_Lesetext_.
------------

Im Februar 2026 verbrachten Selina Labanz und Katharina Maier (Bachelorstudium Lehramt Primarstufe, 6. Semester) im Rahmen ihres Erasmus+ Aufenthalts ein- bzw. zweiwöchige Praxisphasen an der Volksschule Lappeen koulu in Lappeenranta im Osten Finnlands.
Während ihres Aufenthalts erhielten die Studierenden umfassende Einblicke in den Schulalltag der ersten bis sechsten Klassenstufen. Sie begleiteten den Unterricht, insbesondere in den fünften und sechsten Klassen im Fach Deutsch, und gestalteten als „Native Speakerinnen“ Präsentationen über Österreich. Dabei brachten sie auch kulturelle Elemente wie das Walzertanzen sowie typische Lebensmittel wie Kernöl aber auch Mannerschnitten ein. Darüber hinaus unterstützten sie den Unterricht in weiteren Klassen und berichteten auf Englisch über ihren Ausbildungsweg und ihre Heimat.

------------

_Datenauszüge_.
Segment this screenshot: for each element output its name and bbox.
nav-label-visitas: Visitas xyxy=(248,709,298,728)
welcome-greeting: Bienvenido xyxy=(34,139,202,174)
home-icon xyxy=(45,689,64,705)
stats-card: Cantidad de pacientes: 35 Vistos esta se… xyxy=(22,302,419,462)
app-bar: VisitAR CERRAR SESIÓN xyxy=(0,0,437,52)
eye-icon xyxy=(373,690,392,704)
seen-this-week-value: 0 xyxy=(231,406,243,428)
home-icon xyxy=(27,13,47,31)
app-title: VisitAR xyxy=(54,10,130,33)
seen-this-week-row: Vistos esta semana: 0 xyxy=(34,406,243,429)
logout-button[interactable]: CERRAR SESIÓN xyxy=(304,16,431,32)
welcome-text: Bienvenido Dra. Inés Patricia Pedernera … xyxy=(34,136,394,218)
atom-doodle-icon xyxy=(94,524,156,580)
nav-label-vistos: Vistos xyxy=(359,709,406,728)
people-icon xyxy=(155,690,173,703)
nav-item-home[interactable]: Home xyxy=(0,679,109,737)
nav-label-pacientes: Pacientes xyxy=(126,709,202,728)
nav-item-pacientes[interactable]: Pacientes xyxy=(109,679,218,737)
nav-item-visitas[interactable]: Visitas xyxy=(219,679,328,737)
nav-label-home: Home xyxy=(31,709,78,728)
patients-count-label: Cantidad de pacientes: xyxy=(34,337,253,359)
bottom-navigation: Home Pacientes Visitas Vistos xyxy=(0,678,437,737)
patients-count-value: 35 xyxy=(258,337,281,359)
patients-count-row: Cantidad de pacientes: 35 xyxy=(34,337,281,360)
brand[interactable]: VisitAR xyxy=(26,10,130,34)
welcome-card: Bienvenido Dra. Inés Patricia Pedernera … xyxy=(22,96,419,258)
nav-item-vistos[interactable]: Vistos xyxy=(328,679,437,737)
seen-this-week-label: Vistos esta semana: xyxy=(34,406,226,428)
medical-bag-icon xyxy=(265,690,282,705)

------------

_Arbeitsauftrag_. Schreib den Lesetext von "Im Februar 2026" bis "im Osten Finnlands." noch einmal ab. Ersetze dabei "Februar" durch "März".

_Lösung_.
Im März 2026 verbrachten Selina Labanz und Katharina Maier (Bachelorstudium Lehramt Primarstufe, 6. Semester) im Rahmen ihres Erasmus+ Aufenthalts ein- bzw. zweiwöchige Praxisphasen an der Volksschule Lappeen koulu in Lappeenranta im Osten Finnlands.